Labeled region entries
##########
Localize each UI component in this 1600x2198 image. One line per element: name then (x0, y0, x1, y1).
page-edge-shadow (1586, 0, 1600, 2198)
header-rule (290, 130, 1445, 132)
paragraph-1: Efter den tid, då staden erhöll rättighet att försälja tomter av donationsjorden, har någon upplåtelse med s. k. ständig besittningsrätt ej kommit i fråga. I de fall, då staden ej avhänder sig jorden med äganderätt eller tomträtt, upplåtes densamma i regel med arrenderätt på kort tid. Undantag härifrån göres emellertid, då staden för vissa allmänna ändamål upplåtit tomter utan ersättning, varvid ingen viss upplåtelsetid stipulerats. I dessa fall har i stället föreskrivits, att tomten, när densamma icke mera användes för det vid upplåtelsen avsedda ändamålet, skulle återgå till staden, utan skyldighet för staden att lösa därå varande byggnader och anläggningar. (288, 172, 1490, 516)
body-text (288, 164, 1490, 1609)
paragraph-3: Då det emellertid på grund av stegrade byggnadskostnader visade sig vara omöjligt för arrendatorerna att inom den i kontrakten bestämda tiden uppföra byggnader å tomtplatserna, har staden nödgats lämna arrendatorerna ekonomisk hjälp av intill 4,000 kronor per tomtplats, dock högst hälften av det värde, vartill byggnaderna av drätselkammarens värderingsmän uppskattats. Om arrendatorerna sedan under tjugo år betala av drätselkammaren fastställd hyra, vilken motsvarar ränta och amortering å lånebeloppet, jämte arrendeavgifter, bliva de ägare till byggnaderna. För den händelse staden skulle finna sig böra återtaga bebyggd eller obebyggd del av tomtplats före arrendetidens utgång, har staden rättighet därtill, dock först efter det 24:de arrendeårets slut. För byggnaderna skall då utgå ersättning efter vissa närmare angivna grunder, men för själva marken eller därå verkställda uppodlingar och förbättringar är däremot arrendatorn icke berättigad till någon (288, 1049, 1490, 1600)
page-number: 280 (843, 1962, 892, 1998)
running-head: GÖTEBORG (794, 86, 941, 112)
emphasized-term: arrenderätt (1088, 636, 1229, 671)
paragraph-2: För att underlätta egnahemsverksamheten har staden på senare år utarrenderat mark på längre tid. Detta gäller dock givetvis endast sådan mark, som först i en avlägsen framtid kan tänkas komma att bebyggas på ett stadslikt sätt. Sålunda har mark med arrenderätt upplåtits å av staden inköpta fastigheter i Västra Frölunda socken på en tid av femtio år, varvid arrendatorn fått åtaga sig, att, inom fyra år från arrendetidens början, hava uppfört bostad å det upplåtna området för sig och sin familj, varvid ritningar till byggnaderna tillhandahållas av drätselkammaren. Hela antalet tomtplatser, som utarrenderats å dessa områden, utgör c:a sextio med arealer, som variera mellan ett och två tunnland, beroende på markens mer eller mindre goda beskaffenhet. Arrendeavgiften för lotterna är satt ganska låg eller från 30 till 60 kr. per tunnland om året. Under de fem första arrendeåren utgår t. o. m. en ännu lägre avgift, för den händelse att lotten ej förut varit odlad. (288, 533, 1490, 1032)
##########
> INSTRUCTION
Count the lines of the material that contain the string "varvid". Reply with the number only.

> ANSWER TO THIS EXERCISE
2